* Required work: Give the number of lines holding the string "Computers" and nothing more.
** start of Records for the task **
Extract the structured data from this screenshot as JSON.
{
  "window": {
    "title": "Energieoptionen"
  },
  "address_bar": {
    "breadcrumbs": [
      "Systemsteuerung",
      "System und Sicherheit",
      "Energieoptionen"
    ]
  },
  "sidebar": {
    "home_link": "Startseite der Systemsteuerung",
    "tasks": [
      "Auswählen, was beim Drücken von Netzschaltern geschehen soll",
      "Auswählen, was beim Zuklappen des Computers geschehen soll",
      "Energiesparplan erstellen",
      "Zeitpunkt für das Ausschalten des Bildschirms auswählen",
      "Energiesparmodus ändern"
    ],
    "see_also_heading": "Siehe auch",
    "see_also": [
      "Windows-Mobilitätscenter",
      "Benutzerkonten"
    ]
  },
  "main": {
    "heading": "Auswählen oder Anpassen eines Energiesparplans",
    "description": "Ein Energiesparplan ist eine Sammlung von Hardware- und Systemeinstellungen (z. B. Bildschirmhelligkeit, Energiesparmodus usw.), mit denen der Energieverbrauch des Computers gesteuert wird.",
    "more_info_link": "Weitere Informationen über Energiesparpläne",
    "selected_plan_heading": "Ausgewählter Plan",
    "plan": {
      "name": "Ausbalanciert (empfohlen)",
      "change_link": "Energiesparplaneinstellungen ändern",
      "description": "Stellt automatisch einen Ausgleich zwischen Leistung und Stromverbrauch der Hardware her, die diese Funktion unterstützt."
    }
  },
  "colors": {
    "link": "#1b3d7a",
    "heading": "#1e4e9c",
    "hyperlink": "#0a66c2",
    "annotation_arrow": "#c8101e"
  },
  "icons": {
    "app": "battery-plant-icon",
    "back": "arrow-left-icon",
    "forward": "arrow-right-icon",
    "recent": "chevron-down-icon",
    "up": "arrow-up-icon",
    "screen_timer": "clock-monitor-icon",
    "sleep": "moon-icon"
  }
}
** end of Records for the task **
* Solution to the exercise: 2